• _INSTRUCTION_
Return each line that holds the word "xlabel".

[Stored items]
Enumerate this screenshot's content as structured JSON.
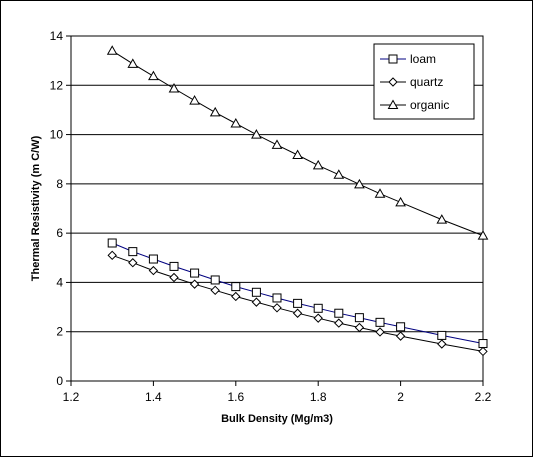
{
  "chart_data": {
    "type": "line",
    "title": "",
    "xlabel": "Bulk Density (Mg/m3)",
    "ylabel": "Thermal Resistivity (m C/W)",
    "xlim": [
      1.2,
      2.2
    ],
    "ylim": [
      0,
      14
    ],
    "x_ticks": [
      1.2,
      1.4,
      1.6,
      1.8,
      2,
      2.2
    ],
    "y_ticks": [
      0,
      2,
      4,
      6,
      8,
      10,
      12,
      14
    ],
    "grid": "horizontal",
    "legend_position": "top-right",
    "series": [
      {
        "name": "loam",
        "marker": "square",
        "line_color": "#000080",
        "x": [
          1.3,
          1.35,
          1.4,
          1.45,
          1.5,
          1.55,
          1.6,
          1.65,
          1.7,
          1.75,
          1.8,
          1.85,
          1.9,
          1.95,
          2.0,
          2.1,
          2.2
        ],
        "y": [
          5.6,
          5.25,
          4.95,
          4.65,
          4.38,
          4.1,
          3.83,
          3.6,
          3.37,
          3.15,
          2.95,
          2.75,
          2.57,
          2.38,
          2.2,
          1.85,
          1.52
        ]
      },
      {
        "name": "quartz",
        "marker": "diamond",
        "line_color": "#000000",
        "x": [
          1.3,
          1.35,
          1.4,
          1.45,
          1.5,
          1.55,
          1.6,
          1.65,
          1.7,
          1.75,
          1.8,
          1.85,
          1.9,
          1.95,
          2.0,
          2.1,
          2.2
        ],
        "y": [
          5.1,
          4.8,
          4.48,
          4.2,
          3.93,
          3.68,
          3.43,
          3.2,
          2.97,
          2.75,
          2.55,
          2.35,
          2.17,
          1.99,
          1.82,
          1.5,
          1.2
        ]
      },
      {
        "name": "organic",
        "marker": "triangle",
        "line_color": "#000000",
        "x": [
          1.3,
          1.35,
          1.4,
          1.45,
          1.5,
          1.55,
          1.6,
          1.65,
          1.7,
          1.75,
          1.8,
          1.85,
          1.9,
          1.95,
          2.0,
          2.1,
          2.2
        ],
        "y": [
          13.4,
          12.87,
          12.37,
          11.87,
          11.38,
          10.9,
          10.45,
          10.0,
          9.58,
          9.17,
          8.75,
          8.37,
          7.98,
          7.6,
          7.25,
          6.55,
          5.9
        ]
      }
    ]
  }
}
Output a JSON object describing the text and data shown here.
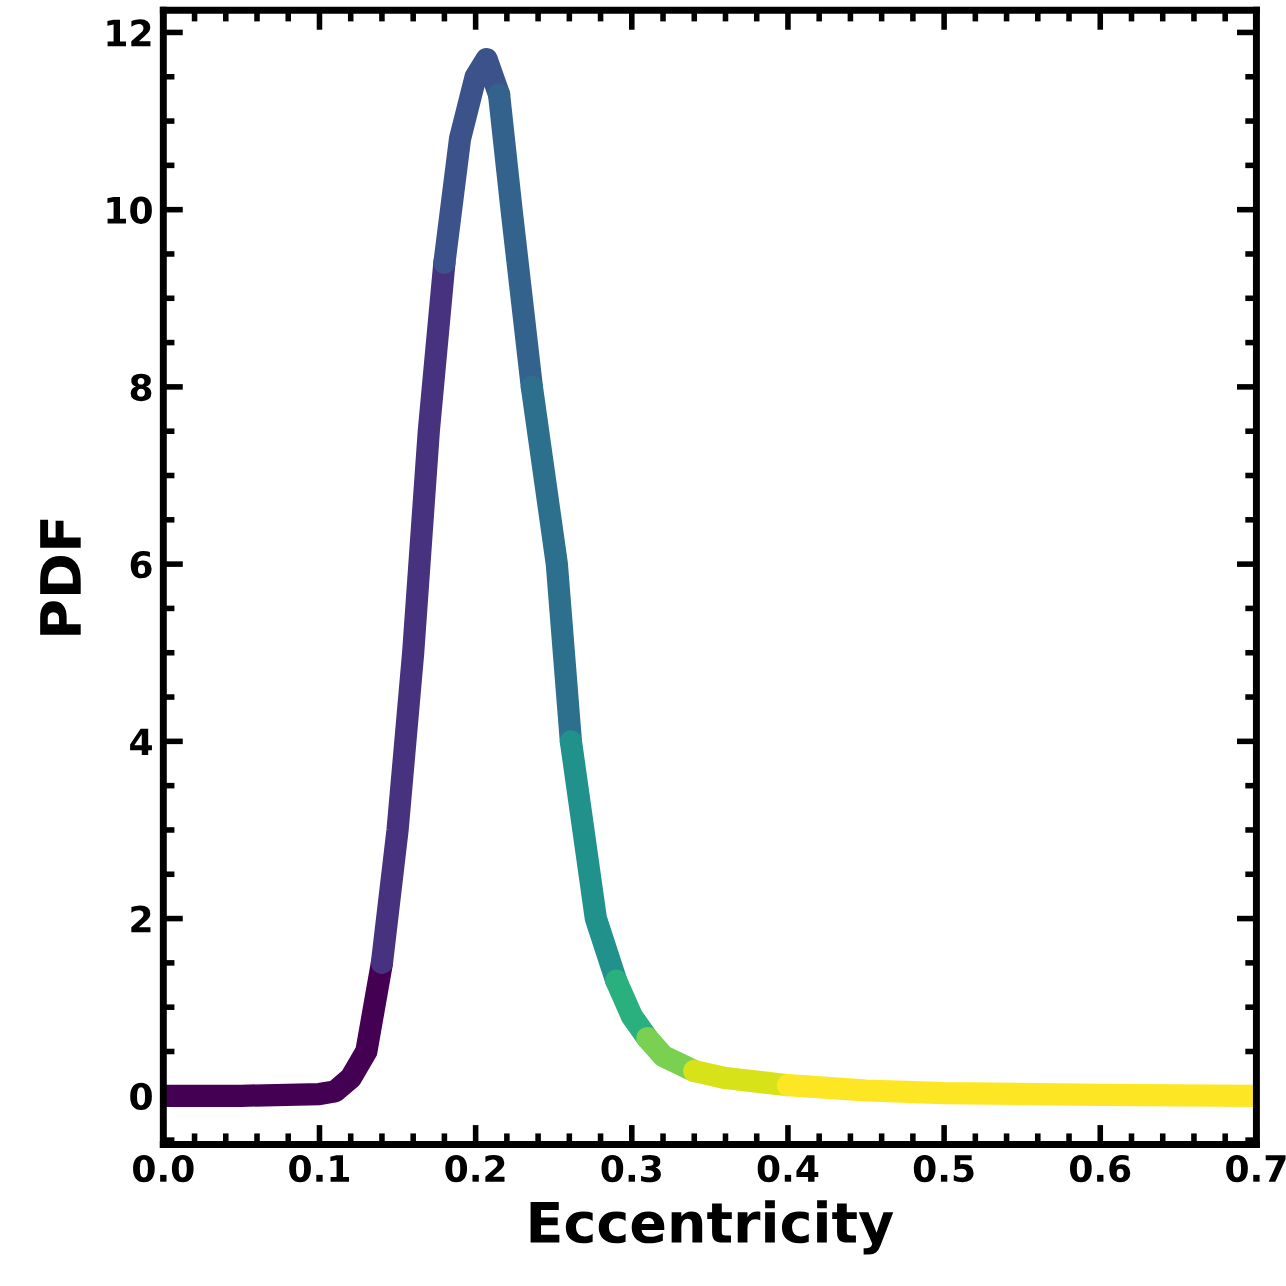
{
  "chart_data": {
    "type": "line",
    "xlabel": "Eccentricity",
    "ylabel": "PDF",
    "xlim": [
      0.0,
      0.7
    ],
    "ylim": [
      -0.55,
      12.25
    ],
    "xticks": [
      {
        "value": 0.0,
        "label": "0.0"
      },
      0.1,
      0.2,
      0.3,
      0.4,
      0.5,
      0.6,
      0.7
    ],
    "yticks": [
      0,
      2,
      4,
      6,
      8,
      10,
      12
    ],
    "grid": false,
    "legend": false,
    "marker": "none",
    "line_style": "solid",
    "series": [
      {
        "color": "#440154",
        "x": [
          0.0,
          0.05,
          0.1,
          0.11,
          0.12,
          0.13,
          0.14
        ],
        "values": [
          0.0,
          0.0,
          0.02,
          0.05,
          0.2,
          0.5,
          1.5
        ]
      },
      {
        "color": "#46327e",
        "x": [
          0.14,
          0.15,
          0.16,
          0.17,
          0.18
        ],
        "values": [
          1.5,
          3.0,
          5.0,
          7.5,
          9.4
        ]
      },
      {
        "color": "#3b528b",
        "x": [
          0.18,
          0.19,
          0.2,
          0.207,
          0.215
        ],
        "values": [
          9.4,
          10.8,
          11.5,
          11.7,
          11.3
        ]
      },
      {
        "color": "#33638d",
        "x": [
          0.215,
          0.223,
          0.236
        ],
        "values": [
          11.3,
          10.0,
          8.0
        ]
      },
      {
        "color": "#2d708e",
        "x": [
          0.236,
          0.252,
          0.261
        ],
        "values": [
          8.0,
          6.0,
          4.0
        ]
      },
      {
        "color": "#21918c",
        "x": [
          0.261,
          0.277,
          0.29
        ],
        "values": [
          4.0,
          2.0,
          1.3
        ]
      },
      {
        "color": "#2ab07f",
        "x": [
          0.29,
          0.3,
          0.31
        ],
        "values": [
          1.3,
          0.9,
          0.65
        ]
      },
      {
        "color": "#7ad151",
        "x": [
          0.31,
          0.32,
          0.34
        ],
        "values": [
          0.65,
          0.45,
          0.28
        ]
      },
      {
        "color": "#d8e219",
        "x": [
          0.34,
          0.36,
          0.4
        ],
        "values": [
          0.28,
          0.2,
          0.12
        ]
      },
      {
        "color": "#fde725",
        "x": [
          0.4,
          0.45,
          0.5,
          0.6,
          0.7
        ],
        "values": [
          0.12,
          0.06,
          0.03,
          0.01,
          0.0
        ]
      }
    ]
  }
}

• _EXERCISE ANSWER_
    "xlabel": "Bulk Density (Mg/m3)",
    "xlabel": "Eccentricity",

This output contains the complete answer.